[GIVEN TASK]:
Collect each line containing "subtitle".

[DATA PROVIDED]:
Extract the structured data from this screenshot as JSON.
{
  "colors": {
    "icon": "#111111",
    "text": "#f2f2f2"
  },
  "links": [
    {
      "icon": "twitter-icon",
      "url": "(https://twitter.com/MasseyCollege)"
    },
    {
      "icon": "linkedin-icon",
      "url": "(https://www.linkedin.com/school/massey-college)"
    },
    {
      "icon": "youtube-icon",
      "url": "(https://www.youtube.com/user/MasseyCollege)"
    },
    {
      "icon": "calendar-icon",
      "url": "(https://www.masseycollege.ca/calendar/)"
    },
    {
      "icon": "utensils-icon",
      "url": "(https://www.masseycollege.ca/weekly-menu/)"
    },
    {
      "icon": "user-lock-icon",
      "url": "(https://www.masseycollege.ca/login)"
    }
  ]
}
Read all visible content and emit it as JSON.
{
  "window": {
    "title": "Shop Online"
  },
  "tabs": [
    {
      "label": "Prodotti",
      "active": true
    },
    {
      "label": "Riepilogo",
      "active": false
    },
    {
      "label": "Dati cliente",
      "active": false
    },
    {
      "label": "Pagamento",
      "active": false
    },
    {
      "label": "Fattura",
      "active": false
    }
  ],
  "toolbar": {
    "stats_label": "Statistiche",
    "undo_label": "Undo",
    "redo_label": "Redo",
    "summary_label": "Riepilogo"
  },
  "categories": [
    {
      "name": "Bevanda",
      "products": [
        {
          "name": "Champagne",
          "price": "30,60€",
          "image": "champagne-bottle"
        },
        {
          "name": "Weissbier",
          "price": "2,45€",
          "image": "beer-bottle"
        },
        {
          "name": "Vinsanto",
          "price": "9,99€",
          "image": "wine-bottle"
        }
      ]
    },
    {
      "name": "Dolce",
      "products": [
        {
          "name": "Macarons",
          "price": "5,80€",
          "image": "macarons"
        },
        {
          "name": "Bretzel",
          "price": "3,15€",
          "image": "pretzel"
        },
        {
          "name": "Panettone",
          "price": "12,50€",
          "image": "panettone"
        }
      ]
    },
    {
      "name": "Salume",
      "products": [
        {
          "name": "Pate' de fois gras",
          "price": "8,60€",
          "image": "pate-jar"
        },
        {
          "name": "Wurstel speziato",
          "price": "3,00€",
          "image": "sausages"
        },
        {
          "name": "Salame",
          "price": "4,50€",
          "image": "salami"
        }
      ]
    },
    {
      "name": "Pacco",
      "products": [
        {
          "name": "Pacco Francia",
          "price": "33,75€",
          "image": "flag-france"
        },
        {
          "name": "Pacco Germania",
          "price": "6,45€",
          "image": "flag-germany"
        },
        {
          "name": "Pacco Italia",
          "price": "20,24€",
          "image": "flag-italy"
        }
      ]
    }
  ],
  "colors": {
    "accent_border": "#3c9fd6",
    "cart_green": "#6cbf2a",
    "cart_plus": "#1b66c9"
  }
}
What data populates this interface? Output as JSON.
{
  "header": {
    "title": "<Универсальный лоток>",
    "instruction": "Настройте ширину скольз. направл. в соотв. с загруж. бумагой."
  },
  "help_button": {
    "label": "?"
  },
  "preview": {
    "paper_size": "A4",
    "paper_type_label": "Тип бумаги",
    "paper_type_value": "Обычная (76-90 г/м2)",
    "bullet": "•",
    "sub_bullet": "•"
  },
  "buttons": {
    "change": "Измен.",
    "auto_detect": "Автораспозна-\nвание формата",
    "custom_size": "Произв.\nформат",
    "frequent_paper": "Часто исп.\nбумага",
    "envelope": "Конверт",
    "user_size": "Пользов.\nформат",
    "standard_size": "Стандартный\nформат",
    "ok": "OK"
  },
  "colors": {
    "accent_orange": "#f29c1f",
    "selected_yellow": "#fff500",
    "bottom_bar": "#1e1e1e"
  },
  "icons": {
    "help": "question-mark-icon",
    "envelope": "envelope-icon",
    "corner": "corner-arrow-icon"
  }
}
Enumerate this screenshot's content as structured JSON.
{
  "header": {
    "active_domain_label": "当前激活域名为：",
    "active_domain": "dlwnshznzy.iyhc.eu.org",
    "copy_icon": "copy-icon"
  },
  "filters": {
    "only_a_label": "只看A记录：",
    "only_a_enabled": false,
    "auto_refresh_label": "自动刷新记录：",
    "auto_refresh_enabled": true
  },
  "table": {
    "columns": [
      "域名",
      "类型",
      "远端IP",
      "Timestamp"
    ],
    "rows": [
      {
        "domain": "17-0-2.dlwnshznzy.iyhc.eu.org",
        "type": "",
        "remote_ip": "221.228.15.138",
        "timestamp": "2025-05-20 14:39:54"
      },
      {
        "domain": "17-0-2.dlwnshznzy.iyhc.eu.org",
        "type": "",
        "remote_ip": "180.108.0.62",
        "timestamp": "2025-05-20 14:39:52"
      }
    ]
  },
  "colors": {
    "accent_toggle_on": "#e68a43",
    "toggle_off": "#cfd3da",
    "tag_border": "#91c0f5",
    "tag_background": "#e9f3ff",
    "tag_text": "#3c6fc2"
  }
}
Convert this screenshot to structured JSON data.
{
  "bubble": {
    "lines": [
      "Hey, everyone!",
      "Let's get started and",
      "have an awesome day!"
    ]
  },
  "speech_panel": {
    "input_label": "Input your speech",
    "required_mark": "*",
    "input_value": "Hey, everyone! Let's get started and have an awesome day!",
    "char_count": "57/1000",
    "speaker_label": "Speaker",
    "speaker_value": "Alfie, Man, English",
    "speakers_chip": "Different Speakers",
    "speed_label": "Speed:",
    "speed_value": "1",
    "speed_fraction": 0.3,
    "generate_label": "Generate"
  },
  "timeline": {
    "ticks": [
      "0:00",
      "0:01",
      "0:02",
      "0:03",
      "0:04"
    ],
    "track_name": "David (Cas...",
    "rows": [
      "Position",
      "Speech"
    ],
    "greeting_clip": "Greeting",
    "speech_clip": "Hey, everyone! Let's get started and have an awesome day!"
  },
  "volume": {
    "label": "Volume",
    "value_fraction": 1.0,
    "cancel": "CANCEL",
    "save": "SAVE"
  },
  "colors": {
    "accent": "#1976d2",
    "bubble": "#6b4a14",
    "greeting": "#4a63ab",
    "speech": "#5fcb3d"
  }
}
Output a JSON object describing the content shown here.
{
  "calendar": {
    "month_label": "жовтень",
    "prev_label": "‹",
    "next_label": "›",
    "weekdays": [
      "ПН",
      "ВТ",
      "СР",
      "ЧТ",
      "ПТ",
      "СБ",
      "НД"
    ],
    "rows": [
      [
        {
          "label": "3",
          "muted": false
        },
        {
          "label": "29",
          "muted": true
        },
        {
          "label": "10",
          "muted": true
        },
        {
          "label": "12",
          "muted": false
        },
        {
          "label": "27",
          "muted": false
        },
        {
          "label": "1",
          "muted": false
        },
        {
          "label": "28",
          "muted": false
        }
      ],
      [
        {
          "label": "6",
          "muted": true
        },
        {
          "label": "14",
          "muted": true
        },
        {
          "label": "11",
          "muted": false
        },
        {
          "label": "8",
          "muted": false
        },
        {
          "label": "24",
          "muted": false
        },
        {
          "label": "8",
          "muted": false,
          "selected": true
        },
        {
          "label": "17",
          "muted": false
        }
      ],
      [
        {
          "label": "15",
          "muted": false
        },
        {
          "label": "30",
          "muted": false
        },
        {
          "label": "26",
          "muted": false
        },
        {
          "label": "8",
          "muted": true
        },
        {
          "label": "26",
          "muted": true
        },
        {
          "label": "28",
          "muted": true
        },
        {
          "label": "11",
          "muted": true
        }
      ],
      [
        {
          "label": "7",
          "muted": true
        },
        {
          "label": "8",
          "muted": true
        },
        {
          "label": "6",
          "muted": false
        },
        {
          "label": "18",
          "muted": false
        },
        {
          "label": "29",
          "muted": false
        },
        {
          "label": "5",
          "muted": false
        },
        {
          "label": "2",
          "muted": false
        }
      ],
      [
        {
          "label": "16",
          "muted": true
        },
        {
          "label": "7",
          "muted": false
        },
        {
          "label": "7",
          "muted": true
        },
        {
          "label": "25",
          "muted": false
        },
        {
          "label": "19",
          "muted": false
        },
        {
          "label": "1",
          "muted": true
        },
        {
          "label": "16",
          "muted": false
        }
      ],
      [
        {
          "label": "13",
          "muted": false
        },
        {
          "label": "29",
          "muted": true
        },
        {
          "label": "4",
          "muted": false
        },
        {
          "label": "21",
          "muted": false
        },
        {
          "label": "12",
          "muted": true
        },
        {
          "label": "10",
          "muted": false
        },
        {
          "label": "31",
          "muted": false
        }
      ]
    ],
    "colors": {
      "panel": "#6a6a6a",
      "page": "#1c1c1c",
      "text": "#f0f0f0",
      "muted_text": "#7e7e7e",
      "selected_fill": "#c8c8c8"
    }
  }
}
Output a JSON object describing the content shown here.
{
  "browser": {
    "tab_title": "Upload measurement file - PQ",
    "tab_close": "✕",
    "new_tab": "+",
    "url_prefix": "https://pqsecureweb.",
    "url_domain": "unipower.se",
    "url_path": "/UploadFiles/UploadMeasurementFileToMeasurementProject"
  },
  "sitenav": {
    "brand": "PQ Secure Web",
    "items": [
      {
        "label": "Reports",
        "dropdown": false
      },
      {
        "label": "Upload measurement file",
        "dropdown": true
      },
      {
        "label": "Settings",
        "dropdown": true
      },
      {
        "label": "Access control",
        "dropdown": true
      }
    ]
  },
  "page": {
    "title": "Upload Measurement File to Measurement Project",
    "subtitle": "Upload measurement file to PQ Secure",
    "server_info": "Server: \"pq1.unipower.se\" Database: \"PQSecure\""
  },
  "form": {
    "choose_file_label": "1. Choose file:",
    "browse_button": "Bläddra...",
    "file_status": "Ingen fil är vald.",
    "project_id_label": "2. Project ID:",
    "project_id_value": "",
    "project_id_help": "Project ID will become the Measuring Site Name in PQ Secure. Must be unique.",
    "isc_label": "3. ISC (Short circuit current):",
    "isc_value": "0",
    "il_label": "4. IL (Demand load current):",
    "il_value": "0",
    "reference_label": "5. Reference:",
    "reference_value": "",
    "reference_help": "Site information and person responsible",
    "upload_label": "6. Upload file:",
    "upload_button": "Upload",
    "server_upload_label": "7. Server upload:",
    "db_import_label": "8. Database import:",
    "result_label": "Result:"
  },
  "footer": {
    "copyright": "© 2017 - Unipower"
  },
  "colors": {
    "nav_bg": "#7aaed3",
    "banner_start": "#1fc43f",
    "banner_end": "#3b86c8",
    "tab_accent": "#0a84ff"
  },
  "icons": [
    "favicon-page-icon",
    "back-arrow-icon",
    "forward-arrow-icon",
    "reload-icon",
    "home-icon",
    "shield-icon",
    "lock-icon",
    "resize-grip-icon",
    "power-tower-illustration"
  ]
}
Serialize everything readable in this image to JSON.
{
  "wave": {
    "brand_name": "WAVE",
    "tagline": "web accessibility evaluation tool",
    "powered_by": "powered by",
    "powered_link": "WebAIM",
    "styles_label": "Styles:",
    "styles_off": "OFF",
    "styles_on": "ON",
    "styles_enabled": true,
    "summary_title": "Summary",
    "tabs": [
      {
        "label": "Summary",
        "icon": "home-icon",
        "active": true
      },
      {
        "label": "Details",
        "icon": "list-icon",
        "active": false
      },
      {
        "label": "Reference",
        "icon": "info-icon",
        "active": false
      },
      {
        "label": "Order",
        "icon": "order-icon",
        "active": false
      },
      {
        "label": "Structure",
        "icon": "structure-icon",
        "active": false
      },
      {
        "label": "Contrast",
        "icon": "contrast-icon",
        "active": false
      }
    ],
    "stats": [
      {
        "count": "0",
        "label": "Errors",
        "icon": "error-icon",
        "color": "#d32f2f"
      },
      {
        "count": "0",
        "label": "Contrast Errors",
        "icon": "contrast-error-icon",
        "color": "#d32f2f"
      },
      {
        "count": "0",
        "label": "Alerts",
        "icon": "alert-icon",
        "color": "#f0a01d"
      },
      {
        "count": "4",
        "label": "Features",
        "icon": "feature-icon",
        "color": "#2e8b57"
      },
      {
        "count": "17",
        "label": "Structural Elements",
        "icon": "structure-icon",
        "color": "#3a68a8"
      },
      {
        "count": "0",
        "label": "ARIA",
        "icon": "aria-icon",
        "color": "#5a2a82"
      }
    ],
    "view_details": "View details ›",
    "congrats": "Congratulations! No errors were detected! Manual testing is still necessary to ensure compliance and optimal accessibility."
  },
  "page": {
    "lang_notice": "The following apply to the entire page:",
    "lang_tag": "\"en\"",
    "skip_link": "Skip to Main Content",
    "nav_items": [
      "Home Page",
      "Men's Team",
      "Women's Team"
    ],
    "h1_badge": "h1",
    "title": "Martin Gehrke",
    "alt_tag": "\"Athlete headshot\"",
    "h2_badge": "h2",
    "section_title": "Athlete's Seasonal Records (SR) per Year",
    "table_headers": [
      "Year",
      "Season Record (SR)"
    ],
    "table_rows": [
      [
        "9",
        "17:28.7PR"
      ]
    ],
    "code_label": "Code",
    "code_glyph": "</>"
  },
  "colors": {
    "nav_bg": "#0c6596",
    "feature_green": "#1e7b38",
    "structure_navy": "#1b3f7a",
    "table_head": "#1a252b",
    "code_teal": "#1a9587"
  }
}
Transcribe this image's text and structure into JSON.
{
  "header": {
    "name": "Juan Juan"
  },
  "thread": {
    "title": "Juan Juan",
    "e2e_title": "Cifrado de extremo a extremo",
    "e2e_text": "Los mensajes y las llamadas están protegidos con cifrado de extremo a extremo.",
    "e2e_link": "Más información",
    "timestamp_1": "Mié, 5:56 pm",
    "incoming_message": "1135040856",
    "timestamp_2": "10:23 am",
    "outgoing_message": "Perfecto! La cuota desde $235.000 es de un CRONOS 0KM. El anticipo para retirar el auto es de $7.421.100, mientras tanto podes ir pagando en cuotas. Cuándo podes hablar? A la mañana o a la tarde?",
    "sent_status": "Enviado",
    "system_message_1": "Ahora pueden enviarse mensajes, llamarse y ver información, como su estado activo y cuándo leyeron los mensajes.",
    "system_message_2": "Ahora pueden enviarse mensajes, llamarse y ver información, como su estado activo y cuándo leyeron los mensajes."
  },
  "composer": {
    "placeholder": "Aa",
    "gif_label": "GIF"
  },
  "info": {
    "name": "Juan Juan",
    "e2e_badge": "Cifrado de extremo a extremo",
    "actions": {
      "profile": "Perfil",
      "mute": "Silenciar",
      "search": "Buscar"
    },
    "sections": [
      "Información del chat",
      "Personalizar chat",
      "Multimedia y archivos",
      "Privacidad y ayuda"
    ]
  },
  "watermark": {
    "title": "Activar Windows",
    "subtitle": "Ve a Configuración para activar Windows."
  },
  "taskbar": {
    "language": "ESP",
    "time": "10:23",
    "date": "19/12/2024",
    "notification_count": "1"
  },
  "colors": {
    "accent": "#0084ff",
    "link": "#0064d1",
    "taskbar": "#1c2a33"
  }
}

[ANSWER TO THE PROBLEM]:
    "subtitle": "Upload measurement file to PQ Secure",
    "subtitle": "Ve a Configuración para activar Windows."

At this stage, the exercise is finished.